• Direction:
Beginning with the line where "Convert this chart to structured JSON data." appears, repeat every remaining line of the entries exactly, the last line included.

Excerpt from a dataset
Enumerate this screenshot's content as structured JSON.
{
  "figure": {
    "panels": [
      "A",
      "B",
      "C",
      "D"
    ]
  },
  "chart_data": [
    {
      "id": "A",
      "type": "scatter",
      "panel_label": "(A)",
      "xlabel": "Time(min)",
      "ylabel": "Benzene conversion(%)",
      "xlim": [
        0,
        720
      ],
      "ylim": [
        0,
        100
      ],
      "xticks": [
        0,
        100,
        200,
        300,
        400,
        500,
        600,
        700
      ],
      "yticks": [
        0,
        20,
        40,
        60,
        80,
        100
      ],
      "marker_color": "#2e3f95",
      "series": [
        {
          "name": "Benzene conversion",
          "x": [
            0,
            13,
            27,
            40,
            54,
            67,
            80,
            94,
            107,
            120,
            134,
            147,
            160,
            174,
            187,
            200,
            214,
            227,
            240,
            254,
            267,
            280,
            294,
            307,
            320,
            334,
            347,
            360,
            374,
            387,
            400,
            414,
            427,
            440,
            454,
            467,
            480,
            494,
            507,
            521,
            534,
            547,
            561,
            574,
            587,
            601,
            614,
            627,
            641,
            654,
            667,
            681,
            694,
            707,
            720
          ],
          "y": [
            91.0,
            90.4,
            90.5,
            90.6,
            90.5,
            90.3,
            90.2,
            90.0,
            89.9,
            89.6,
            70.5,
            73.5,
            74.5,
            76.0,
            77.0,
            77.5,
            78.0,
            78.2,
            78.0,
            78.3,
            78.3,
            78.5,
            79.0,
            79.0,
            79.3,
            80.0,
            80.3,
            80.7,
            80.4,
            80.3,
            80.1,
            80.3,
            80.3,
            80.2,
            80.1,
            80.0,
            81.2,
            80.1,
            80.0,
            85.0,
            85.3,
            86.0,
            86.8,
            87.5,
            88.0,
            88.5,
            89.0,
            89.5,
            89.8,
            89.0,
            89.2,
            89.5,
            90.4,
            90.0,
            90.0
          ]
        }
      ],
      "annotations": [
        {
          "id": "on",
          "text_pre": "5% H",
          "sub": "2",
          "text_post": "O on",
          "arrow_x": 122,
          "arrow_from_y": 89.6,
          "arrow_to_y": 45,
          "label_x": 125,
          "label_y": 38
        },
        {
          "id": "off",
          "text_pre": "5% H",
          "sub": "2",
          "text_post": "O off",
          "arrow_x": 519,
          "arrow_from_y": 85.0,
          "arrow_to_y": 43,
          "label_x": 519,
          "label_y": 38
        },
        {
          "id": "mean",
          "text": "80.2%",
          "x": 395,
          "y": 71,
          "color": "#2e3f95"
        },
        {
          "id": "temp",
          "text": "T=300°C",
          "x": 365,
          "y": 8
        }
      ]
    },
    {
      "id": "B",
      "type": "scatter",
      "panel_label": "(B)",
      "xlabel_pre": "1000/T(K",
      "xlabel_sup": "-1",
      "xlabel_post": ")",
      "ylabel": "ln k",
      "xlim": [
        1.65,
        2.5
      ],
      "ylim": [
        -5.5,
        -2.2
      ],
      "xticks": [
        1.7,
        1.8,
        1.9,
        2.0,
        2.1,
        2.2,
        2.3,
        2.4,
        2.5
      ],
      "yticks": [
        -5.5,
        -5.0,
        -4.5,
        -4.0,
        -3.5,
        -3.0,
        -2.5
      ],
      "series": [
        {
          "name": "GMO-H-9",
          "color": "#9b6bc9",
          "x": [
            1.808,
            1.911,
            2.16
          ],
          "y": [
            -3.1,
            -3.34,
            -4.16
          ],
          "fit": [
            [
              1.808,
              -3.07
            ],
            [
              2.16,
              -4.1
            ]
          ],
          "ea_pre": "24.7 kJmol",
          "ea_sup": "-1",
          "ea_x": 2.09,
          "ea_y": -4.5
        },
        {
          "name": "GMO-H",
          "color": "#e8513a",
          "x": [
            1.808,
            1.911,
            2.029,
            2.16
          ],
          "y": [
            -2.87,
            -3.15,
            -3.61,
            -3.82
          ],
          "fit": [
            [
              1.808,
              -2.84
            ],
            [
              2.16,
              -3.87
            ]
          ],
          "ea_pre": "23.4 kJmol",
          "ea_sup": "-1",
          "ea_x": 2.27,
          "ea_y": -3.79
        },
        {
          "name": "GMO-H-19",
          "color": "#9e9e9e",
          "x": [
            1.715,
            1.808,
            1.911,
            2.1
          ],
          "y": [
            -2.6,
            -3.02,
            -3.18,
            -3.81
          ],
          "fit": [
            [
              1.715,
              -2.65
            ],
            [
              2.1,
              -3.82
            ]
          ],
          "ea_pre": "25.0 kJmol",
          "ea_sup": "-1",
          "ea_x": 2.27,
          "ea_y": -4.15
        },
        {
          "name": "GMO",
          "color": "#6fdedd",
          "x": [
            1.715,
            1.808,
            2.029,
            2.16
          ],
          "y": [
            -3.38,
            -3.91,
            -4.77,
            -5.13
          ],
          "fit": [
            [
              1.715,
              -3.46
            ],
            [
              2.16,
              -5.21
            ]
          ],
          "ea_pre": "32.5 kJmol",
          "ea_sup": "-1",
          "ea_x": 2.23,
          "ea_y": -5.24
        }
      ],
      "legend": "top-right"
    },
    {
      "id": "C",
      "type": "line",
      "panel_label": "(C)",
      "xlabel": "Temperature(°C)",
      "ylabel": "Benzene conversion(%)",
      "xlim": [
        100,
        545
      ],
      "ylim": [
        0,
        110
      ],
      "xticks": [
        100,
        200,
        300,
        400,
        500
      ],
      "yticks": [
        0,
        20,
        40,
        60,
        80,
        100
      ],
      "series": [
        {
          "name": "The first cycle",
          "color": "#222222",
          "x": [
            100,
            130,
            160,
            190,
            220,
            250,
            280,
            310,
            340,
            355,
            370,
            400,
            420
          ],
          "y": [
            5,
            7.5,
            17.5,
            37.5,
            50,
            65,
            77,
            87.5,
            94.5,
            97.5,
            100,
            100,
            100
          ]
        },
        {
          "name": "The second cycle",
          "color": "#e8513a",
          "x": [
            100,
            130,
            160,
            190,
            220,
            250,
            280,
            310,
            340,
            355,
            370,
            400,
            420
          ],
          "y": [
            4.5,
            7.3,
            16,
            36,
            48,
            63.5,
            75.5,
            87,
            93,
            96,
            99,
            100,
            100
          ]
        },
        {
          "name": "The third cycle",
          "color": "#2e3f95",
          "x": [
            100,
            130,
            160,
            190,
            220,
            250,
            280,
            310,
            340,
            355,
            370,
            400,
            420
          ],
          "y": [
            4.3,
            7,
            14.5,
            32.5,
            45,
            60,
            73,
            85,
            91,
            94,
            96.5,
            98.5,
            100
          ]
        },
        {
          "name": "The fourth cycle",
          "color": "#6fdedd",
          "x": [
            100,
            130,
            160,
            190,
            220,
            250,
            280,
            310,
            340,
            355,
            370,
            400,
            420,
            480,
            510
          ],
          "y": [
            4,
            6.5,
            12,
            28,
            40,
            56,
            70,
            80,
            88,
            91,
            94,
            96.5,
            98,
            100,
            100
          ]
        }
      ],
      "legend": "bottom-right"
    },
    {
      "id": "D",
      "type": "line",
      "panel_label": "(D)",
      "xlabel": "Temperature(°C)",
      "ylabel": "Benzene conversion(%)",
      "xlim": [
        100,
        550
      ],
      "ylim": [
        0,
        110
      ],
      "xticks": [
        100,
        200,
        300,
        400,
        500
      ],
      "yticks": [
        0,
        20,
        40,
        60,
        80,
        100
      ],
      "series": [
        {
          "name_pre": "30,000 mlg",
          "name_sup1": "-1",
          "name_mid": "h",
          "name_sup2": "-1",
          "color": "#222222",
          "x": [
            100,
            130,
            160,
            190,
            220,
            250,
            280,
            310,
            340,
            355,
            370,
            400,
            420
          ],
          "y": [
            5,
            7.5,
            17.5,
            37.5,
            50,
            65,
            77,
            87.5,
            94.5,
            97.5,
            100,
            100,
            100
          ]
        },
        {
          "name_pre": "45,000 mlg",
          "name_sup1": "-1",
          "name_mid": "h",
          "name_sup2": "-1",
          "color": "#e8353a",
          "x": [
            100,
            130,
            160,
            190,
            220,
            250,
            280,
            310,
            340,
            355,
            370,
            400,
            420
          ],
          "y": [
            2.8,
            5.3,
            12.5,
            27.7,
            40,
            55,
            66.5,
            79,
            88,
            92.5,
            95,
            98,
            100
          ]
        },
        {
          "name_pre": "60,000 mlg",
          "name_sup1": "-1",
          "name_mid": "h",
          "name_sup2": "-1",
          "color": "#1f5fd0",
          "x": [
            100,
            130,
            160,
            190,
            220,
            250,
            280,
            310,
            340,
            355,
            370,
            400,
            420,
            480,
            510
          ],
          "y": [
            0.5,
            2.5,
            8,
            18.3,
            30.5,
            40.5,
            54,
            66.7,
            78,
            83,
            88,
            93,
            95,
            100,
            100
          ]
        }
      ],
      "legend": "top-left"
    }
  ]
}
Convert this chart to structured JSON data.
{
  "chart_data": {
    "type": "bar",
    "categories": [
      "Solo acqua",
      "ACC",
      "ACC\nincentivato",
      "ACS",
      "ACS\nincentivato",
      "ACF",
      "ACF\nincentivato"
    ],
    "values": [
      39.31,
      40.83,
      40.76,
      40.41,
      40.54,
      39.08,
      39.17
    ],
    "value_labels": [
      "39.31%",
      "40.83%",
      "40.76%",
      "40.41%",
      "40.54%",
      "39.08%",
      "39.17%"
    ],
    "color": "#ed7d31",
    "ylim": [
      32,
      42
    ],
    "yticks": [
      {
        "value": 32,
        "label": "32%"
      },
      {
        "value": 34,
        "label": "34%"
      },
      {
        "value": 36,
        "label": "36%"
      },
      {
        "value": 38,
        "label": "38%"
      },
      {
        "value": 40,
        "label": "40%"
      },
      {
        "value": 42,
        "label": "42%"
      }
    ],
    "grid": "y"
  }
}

• Answer to the exercise:
Convert this chart to structured JSON data.
{
  "chart_data": {
    "type": "bar",
    "categories": [
      "Solo acqua",
      "ACC",
      "ACC\nincentivato",
      "ACS",
      "ACS\nincentivato",
      "ACF",
      "ACF\nincentivato"
    ],
    "values": [
      39.31,
      40.83,
      40.76,
      40.41,
      40.54,
      39.08,
      39.17
    ],
    "value_labels": [
      "39.31%",
      "40.83%",
      "40.76%",
      "40.41%",
      "40.54%",
      "39.08%",
      "39.17%"
    ],
    "color": "#ed7d31",
    "ylim": [
      32,
      42
    ],
    "yticks": [
      {
        "value": 32,
        "label": "32%"
      },
      {
        "value": 34,
        "label": "34%"
      },
      {
        "value": 36,
        "label": "36%"
      },
      {
        "value": 38,
        "label": "38%"
      },
      {
        "value": 40,
        "label": "40%"
      },
      {
        "value": 42,
        "label": "42%"
      }
    ],
    "grid": "y"
  }
}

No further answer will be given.